§ Requirements:
Using the listing below, give the number of lines where "from" appears, and nothing else.

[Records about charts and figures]

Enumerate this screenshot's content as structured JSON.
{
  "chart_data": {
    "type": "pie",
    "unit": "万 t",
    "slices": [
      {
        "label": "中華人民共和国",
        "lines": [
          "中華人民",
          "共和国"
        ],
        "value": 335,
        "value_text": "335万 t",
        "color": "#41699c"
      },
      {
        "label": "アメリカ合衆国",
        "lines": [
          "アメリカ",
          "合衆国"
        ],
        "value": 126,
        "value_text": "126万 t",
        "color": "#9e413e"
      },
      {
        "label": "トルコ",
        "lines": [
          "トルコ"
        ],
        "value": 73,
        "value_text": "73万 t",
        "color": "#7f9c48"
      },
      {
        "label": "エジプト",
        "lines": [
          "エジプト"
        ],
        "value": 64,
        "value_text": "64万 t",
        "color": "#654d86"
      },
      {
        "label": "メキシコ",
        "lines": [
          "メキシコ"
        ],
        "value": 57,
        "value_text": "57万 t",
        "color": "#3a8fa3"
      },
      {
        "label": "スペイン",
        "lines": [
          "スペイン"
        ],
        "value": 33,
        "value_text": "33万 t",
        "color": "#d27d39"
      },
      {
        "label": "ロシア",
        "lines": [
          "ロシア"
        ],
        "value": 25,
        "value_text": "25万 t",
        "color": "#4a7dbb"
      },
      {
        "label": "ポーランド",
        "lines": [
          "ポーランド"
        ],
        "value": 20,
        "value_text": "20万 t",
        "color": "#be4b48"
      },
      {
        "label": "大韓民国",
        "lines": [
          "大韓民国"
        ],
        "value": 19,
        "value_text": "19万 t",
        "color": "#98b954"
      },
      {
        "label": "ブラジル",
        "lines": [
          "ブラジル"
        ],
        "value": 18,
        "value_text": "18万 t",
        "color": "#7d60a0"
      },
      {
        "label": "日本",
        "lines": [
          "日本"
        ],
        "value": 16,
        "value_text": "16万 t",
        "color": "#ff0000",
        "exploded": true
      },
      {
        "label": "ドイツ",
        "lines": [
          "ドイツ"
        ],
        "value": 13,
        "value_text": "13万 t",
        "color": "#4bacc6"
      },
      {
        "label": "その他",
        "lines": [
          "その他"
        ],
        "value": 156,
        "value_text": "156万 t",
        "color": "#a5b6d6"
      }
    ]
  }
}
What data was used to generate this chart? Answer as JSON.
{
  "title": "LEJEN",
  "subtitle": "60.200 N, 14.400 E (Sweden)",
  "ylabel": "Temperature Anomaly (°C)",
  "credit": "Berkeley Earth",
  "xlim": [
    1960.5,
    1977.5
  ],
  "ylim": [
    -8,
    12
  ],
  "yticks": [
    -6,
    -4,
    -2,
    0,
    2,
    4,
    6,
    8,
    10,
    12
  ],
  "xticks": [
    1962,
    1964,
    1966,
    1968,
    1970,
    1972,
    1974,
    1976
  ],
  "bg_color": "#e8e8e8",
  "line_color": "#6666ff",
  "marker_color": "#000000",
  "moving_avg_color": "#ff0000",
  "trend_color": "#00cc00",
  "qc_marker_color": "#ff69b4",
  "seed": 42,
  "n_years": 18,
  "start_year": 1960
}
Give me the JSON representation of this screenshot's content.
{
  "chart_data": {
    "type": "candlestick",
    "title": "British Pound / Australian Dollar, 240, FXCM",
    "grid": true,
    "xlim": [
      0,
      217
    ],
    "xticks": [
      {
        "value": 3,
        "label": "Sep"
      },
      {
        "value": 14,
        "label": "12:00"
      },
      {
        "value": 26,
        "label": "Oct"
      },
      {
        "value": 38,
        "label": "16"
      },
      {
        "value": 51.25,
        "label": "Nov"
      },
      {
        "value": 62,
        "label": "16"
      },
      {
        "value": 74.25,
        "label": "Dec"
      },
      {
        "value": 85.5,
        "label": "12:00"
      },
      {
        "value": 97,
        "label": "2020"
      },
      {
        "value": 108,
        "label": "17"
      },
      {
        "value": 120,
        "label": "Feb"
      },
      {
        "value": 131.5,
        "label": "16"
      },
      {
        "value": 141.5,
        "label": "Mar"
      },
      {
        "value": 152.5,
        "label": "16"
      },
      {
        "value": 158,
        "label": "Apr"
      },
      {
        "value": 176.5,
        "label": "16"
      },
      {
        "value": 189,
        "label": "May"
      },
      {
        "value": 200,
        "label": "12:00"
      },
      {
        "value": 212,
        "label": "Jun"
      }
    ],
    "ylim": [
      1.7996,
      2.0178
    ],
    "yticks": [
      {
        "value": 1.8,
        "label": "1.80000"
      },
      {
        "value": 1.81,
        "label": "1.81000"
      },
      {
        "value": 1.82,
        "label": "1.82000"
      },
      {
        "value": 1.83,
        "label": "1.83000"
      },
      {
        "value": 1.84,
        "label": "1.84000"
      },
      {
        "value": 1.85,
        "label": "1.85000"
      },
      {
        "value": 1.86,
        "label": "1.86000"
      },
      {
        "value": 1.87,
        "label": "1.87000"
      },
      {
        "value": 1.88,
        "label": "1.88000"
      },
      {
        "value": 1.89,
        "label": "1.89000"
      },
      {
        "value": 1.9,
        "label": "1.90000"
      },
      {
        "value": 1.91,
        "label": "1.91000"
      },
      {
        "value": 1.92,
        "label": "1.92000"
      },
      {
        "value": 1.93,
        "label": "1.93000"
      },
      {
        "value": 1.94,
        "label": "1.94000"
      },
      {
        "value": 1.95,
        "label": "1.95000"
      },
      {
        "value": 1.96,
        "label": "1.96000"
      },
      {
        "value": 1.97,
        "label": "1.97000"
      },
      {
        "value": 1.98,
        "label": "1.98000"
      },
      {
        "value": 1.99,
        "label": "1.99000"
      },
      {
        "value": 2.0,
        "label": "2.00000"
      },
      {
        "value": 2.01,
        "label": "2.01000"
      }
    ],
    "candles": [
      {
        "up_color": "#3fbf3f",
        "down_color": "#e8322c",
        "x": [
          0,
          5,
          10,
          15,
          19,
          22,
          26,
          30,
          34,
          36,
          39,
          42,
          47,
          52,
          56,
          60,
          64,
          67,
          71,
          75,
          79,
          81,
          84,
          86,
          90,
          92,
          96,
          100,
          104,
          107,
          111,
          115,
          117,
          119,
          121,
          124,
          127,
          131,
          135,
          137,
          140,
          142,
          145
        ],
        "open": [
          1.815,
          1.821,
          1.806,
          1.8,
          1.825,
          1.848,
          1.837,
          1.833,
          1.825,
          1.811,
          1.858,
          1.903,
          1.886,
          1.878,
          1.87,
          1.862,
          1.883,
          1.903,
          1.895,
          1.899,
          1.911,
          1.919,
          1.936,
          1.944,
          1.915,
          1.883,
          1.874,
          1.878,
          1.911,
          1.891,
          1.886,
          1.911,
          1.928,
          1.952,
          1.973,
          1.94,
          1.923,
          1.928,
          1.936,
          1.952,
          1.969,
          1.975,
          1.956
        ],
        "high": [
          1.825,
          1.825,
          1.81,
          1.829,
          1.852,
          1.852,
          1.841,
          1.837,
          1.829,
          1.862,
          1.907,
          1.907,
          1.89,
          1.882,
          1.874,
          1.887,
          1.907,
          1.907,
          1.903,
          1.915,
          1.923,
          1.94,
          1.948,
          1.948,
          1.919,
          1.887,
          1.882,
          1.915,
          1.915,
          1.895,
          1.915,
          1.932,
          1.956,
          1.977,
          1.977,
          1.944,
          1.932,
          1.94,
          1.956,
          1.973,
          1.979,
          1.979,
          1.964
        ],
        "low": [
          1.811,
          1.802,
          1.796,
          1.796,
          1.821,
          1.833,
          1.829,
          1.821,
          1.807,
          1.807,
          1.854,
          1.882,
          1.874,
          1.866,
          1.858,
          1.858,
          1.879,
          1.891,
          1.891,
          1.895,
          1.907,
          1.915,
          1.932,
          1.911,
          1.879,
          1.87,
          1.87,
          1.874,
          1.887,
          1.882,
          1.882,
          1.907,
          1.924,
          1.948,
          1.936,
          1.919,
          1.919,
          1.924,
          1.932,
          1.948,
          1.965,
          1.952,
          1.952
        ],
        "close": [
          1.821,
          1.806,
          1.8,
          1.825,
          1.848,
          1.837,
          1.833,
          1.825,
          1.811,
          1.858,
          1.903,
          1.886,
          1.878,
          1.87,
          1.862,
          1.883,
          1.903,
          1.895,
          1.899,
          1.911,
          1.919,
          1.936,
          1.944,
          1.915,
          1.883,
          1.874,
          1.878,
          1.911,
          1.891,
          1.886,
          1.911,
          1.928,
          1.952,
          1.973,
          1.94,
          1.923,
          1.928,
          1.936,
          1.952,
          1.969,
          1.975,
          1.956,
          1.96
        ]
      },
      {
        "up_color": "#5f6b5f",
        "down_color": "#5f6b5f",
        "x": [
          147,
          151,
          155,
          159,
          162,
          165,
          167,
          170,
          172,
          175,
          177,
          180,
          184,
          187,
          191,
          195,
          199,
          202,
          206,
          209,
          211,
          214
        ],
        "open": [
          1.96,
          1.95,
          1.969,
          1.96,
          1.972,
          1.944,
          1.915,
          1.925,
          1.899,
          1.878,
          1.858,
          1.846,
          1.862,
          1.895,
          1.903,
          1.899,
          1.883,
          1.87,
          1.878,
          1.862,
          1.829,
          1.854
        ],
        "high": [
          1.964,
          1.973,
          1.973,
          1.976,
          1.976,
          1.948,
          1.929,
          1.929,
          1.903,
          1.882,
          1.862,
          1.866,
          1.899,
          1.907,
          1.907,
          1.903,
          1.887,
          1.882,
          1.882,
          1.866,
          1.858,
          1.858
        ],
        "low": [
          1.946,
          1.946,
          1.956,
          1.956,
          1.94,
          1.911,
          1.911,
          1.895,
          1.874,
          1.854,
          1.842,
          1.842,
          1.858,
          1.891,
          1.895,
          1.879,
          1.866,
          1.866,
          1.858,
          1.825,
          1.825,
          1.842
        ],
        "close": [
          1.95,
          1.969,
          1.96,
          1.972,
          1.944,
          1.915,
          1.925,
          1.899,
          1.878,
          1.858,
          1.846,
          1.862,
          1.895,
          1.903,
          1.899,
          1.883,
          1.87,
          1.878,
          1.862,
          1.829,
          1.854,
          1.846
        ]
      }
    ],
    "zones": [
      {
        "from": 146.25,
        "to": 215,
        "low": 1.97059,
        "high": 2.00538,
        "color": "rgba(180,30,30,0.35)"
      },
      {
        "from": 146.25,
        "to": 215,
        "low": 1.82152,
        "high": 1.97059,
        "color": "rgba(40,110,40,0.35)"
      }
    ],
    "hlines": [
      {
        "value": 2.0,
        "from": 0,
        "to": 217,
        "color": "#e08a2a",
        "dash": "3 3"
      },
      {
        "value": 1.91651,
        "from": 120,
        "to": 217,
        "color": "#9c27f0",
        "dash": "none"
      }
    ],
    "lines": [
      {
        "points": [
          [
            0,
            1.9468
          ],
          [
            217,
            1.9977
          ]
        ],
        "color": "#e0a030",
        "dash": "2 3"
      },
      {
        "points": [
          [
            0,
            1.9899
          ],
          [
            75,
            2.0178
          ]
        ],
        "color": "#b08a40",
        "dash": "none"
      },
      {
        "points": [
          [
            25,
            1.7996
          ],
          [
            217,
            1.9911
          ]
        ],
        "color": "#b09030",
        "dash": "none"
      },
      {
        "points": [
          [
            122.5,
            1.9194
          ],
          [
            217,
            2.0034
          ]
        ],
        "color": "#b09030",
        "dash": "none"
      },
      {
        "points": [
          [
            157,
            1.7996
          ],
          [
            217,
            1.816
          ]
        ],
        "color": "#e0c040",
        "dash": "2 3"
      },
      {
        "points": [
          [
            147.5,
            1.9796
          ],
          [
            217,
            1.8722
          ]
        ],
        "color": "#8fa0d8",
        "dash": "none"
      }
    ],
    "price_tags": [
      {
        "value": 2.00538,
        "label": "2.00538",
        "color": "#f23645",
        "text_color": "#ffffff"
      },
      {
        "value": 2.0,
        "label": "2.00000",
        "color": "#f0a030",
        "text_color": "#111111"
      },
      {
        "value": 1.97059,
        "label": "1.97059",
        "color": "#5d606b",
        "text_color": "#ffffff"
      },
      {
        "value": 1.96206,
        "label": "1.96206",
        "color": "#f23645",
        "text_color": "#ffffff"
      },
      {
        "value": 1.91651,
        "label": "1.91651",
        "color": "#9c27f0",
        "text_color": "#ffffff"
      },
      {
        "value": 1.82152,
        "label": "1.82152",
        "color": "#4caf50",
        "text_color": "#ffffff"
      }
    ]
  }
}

§ Written reply:
4